After reading about the state of global discussions, I can only hope we are raising a new generation of crack negotiators -- we are going to need them. This is Model UN in real-life, complete with alliances, draft positions, and endless editing and re-editing of texts to gain buy-in. (As just one example, see here.)
I am going to very briefly summarize what’s going on at the global level, since I think it’s interesting and important. It makes me wonder: If the US were as committed a climate leader as Europe, how different would things be? I hope we can begin to answer that question in a year.
Brief backstory
The first “Conference of Parties” (COP1), the UN-sponsored convention on climate, was held in Berlin in 1995. The one held last month in Madrid was the 25th such conference, COP25.
Two years after COP1, in 1997, the Kyoto Protocol was hammered out with emissions agreements and a structure for trading emissions credits. But many countries did not participate (e.g., US, China, India), in part due to a legally binding structure that assessed penalties for missing emissions targets.
In 2009, the Copenhagen Accord resulted in the creation of a “Green Climate Fund” to help vulnerable and developing countries adapt to the changing climate. Initial commitments were made to the tune of about $10 billion by 2014.
In 2015, the Paris Agreement was hammered out, involving nearly all countries due to a much more flexible structure than Kyoto. Commitments to reduce emissions are voluntary and can take a variety of forms. But all parties agree on the severity of the problem, and agree to share data on emissions and to re-evaluate or at least re-communicate commitments every 5-10 years.
What are the Paris commitments?

#### JOBS:
[A] According to the passage on climate talks, where and in what year was COP1 held?
[B] From the passage on climate talks, extract the text between "After reading about" and "such conference, COP25.", inclusive.
[C] Does the passage on climate talks support each statement below? Answer yes or no for each, quoting the words that decide it.
(i) The Kyoto Protocol was agreed in 1997.
(ii) Under the Paris Agreement, commitments to reduce emissions are legally binding.
(iii) COP25 took place in Madrid.

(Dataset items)
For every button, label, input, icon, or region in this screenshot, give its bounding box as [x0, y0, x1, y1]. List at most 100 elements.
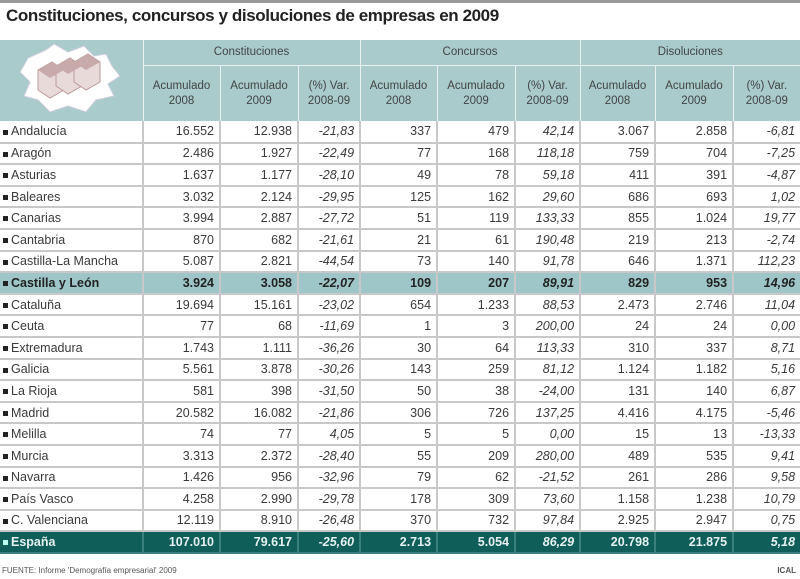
cell-value: 0,00 — [514, 423, 581, 446]
column-header: Acumulado 2009 — [436, 65, 516, 121]
cell-value: 109 — [359, 272, 438, 295]
cell-value: 306 — [359, 401, 438, 425]
cell-value: 168 — [436, 142, 516, 166]
cell-value: 140 — [654, 380, 734, 403]
cell-value: 190,48 — [514, 228, 581, 252]
cell-value: -13,33 — [732, 423, 800, 446]
cell-value: 131 — [579, 380, 656, 403]
cell-value: 73 — [359, 250, 438, 274]
cell-value: 953 — [654, 272, 734, 295]
cell-value: 682 — [219, 228, 298, 252]
region-name: Cataluña — [0, 293, 143, 317]
cell-value: -7,25 — [732, 142, 800, 166]
cell-value: 280,00 — [514, 444, 581, 468]
cell-value: 38 — [436, 380, 516, 403]
cell-value: 0,00 — [732, 315, 800, 338]
cell-value: -27,72 — [296, 207, 361, 230]
cell-value: 411 — [579, 164, 656, 187]
cell-value: 89,91 — [514, 272, 581, 295]
column-header-line: Acumulado — [152, 79, 211, 92]
cell-value: -11,69 — [296, 315, 361, 338]
cell-value: 77 — [359, 142, 438, 166]
column-header-line: (%) Var. — [746, 79, 788, 92]
cell-value: 50 — [359, 380, 438, 403]
table-row: Ceuta 77 68 -11,69 1 3 200,00 24 24 0,00 — [0, 315, 800, 338]
cell-value: 1.158 — [579, 488, 656, 511]
cell-value: 79.617 — [219, 531, 298, 555]
region-name: Ceuta — [0, 315, 143, 338]
column-header-line: Acumulado — [230, 79, 288, 92]
cell-value: 91,78 — [514, 250, 581, 274]
cell-value: 581 — [142, 380, 220, 403]
cell-value: 1.111 — [219, 336, 298, 360]
column-header: (%) Var. 2008-09 — [732, 65, 800, 121]
cell-value: 8,71 — [732, 336, 800, 360]
cell-value: 337 — [654, 336, 734, 360]
page-title: Constituciones, concursos y disoluciones… — [6, 6, 499, 25]
cell-value: -29,95 — [296, 185, 361, 209]
cell-value: 956 — [219, 466, 298, 490]
credit: ICAL — [777, 566, 796, 575]
cell-value: -32,96 — [296, 466, 361, 490]
cell-value: 337 — [359, 121, 438, 144]
region-name: Madrid — [0, 401, 143, 425]
region-name: Castilla-La Mancha — [0, 250, 143, 274]
cell-value: 2.947 — [654, 509, 734, 533]
region-name: Navarra — [0, 466, 143, 490]
cell-value: 3.994 — [142, 207, 220, 230]
cell-value: 81,12 — [514, 358, 581, 382]
cell-value: 391 — [654, 164, 734, 187]
cell-value: 1.637 — [142, 164, 220, 187]
cell-value: 125 — [359, 185, 438, 209]
cell-value: 5.054 — [436, 531, 516, 555]
cell-value: 2.887 — [219, 207, 298, 230]
region-name: País Vasco — [0, 488, 143, 511]
cell-value: 1.743 — [142, 336, 220, 360]
cell-value: 30 — [359, 336, 438, 360]
cell-value: 68 — [219, 315, 298, 338]
region-name: Melilla — [0, 423, 143, 446]
cell-value: 12.119 — [142, 509, 220, 533]
cell-value: -44,54 — [296, 250, 361, 274]
column-header-line: 2009 — [463, 94, 489, 107]
cell-value: 535 — [654, 444, 734, 468]
cell-value: 1 — [359, 315, 438, 338]
cell-value: -21,52 — [514, 466, 581, 490]
cell-value: 3.313 — [142, 444, 220, 468]
column-header: Acumulado 2008 — [579, 65, 656, 121]
cell-value: 21 — [359, 228, 438, 252]
cell-value: 286 — [654, 466, 734, 490]
cell-value: 21.875 — [654, 531, 734, 555]
cell-value: 219 — [579, 228, 656, 252]
column-header-line: 2008-09 — [526, 94, 569, 107]
cell-value: 1.124 — [579, 358, 656, 382]
cell-value: -23,02 — [296, 293, 361, 317]
top-rule — [0, 0, 800, 3]
cell-value: -31,50 — [296, 380, 361, 403]
column-header: Acumulado 2008 — [359, 65, 438, 121]
cell-value: 213 — [654, 228, 734, 252]
cell-value: 12.938 — [219, 121, 298, 144]
region-name: C. Valenciana — [0, 509, 143, 533]
table-row: Castilla-La Mancha 5.087 2.821 -44,54 73 140 9… — [0, 250, 800, 274]
cell-value: 726 — [436, 401, 516, 425]
group-header-constituciones: Constituciones — [142, 40, 361, 67]
cell-value: 5.561 — [142, 358, 220, 382]
cell-value: 1.177 — [219, 164, 298, 187]
region-name: Aragón — [0, 142, 143, 166]
cell-value: 1.238 — [654, 488, 734, 511]
column-header-line: Acumulado — [447, 79, 505, 92]
column-header-line: 2009 — [246, 94, 272, 107]
cell-value: 209 — [436, 444, 516, 468]
cell-value: 62 — [436, 466, 516, 490]
cell-value: -28,40 — [296, 444, 361, 468]
cell-value: 2.473 — [579, 293, 656, 317]
cell-value: 5,16 — [732, 358, 800, 382]
cell-value: 20.582 — [142, 401, 220, 425]
cell-value: 693 — [654, 185, 734, 209]
cell-value: 4.175 — [654, 401, 734, 425]
cell-value: 479 — [436, 121, 516, 144]
cell-value: 3.878 — [219, 358, 298, 382]
table-row: País Vasco 4.258 2.990 -29,78 178 309 73,60 1.1… — [0, 488, 800, 511]
column-header-line: Acumulado — [588, 79, 647, 92]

#### COMPLETED EXERCISE:
[A] Berlin, in 1995.

[B]
After reading about the state of global discussions, I can only hope we are raising a new generation of crack negotiators -- we are going to need them. This is Model UN in real-life, complete with alliances, draft positions, and endless editing and re-editing of texts to gain buy-in. (As just one example, see here.)
I am going to very briefly summarize what’s going on at the global level, since I think it’s interesting and important. It makes me wonder: If the US were as committed a climate leader as Europe, how different would things be? I hope we can begin to answer that question in a year.
Brief backstory
The first “Conference of Parties” (COP1), the UN-sponsored convention on climate, was held in Berlin in 1995. The one held last month in Madrid was the 25th such conference, COP25.

[C]
(i) Yes: "Two years after COP1, in 1997, the Kyoto Protocol was hammered out"
(ii) No: "Commitments to reduce emissions are voluntary and can take a variety of forms."
(iii) Yes: "The one held last month in Madrid was the 25th such conference, COP25."